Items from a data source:
'''

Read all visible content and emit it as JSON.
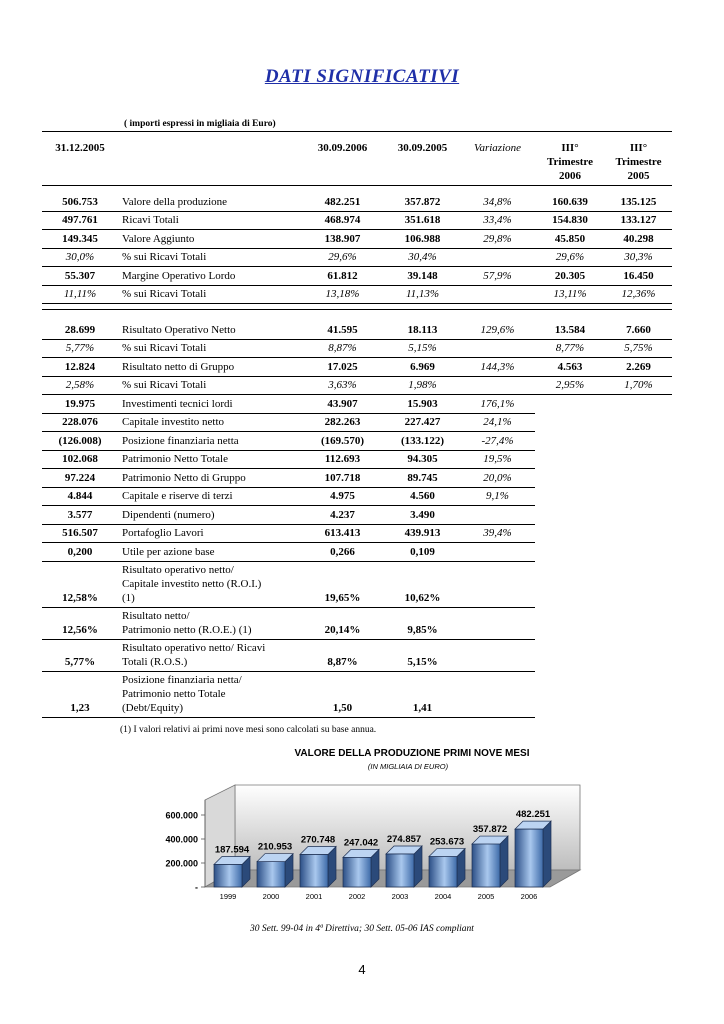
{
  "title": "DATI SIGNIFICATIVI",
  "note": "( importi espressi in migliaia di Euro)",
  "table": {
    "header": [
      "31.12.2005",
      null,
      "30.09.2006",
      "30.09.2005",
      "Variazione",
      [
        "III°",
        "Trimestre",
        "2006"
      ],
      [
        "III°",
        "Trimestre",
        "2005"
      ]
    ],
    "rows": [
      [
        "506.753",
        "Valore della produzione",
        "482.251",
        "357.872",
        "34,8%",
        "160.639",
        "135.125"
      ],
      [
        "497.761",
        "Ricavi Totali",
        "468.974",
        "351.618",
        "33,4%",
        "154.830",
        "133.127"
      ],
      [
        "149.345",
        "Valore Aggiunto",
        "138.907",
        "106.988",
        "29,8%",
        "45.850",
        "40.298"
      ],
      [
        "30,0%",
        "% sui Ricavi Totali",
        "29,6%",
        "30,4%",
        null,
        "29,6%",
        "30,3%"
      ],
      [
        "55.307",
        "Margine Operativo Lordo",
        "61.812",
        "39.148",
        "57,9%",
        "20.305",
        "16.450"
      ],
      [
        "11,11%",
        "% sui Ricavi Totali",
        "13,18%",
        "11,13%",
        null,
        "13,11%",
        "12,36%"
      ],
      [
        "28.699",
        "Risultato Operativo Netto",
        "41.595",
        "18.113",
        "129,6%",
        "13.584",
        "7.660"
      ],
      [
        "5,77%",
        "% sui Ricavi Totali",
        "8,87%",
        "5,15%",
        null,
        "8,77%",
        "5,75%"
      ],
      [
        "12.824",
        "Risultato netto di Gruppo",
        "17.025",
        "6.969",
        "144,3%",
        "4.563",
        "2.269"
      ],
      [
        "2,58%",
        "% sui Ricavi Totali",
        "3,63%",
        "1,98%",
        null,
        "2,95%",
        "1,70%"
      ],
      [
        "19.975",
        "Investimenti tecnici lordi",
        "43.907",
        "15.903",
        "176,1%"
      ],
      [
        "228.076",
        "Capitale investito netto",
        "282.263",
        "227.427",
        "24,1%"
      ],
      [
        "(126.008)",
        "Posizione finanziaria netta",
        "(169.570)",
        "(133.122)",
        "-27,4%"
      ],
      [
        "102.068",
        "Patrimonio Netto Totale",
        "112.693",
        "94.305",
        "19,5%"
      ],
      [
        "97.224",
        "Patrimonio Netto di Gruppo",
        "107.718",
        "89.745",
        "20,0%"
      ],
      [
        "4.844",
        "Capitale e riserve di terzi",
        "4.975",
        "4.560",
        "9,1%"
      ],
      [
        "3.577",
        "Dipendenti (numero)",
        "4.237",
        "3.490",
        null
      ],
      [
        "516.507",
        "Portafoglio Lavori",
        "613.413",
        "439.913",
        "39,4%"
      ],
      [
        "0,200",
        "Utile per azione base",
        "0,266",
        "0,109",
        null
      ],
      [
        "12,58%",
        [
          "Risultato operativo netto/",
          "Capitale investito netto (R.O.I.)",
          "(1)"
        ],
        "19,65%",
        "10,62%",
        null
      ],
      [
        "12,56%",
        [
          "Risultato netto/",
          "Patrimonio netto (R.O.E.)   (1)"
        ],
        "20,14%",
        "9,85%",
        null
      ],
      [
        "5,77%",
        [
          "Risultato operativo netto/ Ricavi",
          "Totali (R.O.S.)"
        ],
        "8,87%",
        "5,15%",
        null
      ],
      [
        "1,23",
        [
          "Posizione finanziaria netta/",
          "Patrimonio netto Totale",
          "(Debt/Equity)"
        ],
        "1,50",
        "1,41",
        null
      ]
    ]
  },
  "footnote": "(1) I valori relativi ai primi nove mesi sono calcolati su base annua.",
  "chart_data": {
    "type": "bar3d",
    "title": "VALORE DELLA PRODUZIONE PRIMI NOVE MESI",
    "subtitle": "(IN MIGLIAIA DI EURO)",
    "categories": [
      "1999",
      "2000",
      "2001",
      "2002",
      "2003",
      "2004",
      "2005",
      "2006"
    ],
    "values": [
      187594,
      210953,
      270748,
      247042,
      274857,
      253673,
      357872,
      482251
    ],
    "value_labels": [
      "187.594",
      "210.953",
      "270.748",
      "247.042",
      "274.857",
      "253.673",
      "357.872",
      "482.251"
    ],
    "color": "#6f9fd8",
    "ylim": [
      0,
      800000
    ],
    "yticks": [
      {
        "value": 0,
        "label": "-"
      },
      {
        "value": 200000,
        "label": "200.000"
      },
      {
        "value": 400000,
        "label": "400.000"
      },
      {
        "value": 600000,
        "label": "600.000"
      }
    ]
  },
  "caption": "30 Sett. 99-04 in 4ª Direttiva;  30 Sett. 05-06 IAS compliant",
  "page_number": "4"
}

'''

Gather each line from the listing above that holds "Totale".

Output for this exercise:
        "Patrimonio Netto Totale",
          "Patrimonio netto Totale",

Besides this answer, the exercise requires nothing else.